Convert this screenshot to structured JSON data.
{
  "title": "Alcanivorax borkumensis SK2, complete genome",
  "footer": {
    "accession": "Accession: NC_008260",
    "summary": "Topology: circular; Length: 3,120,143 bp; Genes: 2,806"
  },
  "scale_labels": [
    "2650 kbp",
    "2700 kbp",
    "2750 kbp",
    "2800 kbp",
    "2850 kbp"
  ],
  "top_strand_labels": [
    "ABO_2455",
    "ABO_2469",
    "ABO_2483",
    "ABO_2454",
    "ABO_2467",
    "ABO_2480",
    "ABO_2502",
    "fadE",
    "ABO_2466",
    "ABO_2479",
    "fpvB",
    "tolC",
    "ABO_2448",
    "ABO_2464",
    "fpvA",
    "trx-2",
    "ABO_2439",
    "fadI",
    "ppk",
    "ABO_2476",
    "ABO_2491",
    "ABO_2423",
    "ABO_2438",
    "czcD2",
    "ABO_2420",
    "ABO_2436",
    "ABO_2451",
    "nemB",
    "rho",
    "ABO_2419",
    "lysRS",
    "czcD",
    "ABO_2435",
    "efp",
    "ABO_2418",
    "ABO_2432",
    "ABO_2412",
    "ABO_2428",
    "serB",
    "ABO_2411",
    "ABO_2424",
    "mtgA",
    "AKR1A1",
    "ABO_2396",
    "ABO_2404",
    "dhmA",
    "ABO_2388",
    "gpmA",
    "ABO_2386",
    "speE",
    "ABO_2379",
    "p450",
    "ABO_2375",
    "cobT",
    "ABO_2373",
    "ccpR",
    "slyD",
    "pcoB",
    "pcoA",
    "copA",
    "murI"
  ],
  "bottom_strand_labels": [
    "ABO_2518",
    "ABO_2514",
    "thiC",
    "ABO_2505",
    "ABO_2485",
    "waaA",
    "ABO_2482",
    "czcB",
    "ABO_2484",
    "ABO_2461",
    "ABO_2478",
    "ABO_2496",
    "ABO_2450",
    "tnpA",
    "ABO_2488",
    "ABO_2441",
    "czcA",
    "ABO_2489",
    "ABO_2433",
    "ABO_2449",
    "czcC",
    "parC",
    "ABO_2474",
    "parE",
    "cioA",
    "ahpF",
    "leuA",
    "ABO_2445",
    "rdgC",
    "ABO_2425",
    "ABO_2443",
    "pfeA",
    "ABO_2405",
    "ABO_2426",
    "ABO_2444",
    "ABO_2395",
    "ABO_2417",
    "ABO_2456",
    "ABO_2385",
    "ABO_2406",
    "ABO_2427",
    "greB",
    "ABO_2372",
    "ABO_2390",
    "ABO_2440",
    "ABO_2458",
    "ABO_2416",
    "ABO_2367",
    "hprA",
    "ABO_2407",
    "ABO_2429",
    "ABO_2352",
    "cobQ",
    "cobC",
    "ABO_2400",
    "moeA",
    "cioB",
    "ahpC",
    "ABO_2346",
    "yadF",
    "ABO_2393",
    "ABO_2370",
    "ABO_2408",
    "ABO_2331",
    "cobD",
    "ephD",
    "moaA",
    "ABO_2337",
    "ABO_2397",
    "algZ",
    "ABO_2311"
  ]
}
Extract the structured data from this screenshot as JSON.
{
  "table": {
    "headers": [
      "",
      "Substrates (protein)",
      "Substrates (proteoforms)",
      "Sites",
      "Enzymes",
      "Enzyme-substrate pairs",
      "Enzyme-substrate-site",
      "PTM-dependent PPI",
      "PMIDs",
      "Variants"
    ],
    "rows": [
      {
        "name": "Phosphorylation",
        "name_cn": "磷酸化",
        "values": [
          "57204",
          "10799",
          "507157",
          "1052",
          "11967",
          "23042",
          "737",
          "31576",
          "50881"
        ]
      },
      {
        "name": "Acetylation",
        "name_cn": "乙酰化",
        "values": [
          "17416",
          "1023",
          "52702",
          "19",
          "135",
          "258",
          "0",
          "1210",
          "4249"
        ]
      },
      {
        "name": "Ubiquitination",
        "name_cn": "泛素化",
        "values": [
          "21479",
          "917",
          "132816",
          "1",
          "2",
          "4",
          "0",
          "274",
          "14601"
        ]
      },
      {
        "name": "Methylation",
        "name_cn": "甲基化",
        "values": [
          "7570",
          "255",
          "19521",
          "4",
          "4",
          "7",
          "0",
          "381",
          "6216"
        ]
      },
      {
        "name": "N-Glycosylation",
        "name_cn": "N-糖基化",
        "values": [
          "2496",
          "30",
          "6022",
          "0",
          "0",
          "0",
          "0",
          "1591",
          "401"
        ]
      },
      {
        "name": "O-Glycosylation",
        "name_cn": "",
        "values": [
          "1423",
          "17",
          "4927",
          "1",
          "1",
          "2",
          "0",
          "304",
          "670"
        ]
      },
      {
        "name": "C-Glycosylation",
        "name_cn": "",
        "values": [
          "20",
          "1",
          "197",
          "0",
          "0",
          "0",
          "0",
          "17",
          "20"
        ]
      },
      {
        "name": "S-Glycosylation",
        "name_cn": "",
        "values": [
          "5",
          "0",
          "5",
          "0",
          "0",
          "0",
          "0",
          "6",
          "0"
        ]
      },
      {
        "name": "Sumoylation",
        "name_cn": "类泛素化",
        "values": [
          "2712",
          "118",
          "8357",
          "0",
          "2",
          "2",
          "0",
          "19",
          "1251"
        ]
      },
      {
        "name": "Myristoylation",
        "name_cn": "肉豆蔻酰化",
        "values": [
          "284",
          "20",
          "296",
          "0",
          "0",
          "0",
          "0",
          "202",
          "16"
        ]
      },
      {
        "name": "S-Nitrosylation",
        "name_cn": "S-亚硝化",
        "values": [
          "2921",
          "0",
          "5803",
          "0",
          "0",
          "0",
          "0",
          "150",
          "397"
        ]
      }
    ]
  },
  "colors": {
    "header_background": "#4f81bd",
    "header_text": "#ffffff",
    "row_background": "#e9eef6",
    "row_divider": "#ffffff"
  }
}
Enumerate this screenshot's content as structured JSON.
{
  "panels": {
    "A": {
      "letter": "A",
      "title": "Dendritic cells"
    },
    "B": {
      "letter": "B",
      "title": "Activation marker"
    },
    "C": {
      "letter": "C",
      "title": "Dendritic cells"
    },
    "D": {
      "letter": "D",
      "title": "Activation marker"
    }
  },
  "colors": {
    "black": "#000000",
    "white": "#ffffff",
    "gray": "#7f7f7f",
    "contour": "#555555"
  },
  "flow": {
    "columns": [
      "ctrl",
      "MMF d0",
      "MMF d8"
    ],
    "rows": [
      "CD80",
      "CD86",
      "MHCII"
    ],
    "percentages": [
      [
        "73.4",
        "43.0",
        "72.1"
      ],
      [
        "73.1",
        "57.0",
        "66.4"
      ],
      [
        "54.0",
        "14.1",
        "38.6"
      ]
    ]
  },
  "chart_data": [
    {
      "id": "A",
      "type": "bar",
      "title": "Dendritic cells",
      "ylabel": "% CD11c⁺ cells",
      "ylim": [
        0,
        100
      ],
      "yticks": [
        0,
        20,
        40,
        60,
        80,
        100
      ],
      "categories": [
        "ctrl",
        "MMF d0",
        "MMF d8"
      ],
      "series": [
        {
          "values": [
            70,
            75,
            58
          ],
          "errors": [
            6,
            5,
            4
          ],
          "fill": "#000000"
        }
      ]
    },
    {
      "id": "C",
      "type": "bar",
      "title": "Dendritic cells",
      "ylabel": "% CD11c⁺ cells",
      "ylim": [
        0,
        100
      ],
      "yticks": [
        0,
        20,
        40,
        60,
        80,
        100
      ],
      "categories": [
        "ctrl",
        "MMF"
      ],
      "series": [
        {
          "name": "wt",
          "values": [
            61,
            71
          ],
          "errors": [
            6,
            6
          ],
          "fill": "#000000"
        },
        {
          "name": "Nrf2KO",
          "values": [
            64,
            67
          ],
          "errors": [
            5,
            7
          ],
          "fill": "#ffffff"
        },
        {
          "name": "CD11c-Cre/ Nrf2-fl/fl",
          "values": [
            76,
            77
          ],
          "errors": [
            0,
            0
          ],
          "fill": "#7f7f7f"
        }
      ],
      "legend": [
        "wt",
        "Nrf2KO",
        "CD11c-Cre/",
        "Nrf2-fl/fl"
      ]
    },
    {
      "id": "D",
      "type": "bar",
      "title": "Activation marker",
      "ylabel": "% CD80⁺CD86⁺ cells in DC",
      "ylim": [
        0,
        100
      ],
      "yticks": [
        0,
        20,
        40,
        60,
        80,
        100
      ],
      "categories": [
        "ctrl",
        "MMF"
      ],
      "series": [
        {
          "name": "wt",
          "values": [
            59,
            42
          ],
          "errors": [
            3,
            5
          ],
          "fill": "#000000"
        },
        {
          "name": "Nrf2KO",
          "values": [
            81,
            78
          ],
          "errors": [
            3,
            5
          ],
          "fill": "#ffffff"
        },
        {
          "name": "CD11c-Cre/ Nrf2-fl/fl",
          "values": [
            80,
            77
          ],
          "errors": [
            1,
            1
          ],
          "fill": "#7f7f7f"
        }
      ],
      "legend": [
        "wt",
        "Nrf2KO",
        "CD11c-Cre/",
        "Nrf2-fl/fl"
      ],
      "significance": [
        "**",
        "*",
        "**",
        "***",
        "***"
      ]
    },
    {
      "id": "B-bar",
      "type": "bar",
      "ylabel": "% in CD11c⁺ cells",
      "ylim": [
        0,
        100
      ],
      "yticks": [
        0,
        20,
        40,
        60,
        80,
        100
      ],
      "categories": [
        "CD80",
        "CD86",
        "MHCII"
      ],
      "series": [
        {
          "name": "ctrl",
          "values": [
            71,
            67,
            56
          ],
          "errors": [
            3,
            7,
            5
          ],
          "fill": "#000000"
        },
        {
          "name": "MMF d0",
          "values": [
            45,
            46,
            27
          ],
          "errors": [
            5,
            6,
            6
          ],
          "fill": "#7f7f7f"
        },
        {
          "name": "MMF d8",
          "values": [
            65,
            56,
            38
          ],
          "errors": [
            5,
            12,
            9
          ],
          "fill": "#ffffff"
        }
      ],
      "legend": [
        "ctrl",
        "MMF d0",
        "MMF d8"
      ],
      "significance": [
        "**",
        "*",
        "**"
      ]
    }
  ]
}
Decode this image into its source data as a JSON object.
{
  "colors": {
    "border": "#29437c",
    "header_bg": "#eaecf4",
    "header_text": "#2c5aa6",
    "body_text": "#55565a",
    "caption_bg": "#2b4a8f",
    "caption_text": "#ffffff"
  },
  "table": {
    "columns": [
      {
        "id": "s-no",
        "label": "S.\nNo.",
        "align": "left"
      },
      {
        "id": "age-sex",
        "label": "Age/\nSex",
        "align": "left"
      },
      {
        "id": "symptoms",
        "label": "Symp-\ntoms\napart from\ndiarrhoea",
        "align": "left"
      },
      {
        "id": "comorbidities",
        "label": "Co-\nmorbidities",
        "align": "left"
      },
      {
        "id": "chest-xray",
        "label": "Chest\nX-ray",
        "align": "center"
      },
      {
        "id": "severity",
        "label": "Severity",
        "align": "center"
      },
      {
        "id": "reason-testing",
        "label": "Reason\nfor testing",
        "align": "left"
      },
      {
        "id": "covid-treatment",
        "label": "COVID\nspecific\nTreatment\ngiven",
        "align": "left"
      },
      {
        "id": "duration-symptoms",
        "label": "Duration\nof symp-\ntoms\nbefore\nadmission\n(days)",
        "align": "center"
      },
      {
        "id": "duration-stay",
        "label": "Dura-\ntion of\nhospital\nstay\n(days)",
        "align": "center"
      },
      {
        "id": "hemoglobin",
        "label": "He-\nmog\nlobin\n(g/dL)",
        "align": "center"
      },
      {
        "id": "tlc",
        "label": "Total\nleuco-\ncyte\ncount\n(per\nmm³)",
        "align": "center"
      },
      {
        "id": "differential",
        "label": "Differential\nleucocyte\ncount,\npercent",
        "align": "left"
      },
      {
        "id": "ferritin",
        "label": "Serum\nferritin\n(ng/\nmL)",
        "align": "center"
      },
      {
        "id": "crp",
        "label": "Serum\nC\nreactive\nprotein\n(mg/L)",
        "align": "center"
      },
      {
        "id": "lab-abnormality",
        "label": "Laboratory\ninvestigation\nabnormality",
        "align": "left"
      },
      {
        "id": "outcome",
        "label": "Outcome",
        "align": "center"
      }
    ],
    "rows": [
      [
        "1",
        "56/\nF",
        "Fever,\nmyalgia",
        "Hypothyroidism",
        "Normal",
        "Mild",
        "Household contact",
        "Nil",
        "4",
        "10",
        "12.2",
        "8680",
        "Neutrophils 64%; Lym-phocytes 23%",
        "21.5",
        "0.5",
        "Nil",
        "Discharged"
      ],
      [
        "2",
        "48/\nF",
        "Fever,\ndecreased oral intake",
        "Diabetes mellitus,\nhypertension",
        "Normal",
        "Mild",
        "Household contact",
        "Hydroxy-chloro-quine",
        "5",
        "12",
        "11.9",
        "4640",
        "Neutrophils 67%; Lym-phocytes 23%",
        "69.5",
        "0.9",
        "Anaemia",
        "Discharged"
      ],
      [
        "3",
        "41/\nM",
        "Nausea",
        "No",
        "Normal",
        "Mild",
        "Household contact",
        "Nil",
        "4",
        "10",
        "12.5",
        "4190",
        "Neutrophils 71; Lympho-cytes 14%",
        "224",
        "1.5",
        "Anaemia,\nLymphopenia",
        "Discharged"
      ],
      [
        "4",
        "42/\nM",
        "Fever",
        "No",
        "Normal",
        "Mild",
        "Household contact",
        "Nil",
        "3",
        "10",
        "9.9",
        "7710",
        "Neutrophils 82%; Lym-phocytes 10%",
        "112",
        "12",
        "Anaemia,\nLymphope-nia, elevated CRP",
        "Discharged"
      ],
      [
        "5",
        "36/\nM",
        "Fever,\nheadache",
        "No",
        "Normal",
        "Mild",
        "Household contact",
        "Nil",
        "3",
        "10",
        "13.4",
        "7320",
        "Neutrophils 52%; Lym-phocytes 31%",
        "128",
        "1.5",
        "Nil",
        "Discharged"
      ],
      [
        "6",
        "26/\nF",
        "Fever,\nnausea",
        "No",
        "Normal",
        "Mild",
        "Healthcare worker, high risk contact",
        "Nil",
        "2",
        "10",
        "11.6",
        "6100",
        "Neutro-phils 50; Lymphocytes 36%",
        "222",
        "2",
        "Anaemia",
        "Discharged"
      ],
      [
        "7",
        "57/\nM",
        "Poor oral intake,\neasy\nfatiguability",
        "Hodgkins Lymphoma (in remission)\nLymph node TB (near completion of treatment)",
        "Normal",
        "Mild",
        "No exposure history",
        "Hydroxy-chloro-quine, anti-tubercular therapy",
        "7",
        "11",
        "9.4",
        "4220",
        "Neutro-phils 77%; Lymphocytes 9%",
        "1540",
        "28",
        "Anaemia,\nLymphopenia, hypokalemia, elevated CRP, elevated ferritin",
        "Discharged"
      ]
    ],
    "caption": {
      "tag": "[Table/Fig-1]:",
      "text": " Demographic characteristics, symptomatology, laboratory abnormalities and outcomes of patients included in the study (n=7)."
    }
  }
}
════════════════════
Show every line of the material above in which "structured" is present.

Convert this screenshot to structured JSON data.
Extract the structured data from this screenshot as JSON.
Enumerate this screenshot's content as structured JSON.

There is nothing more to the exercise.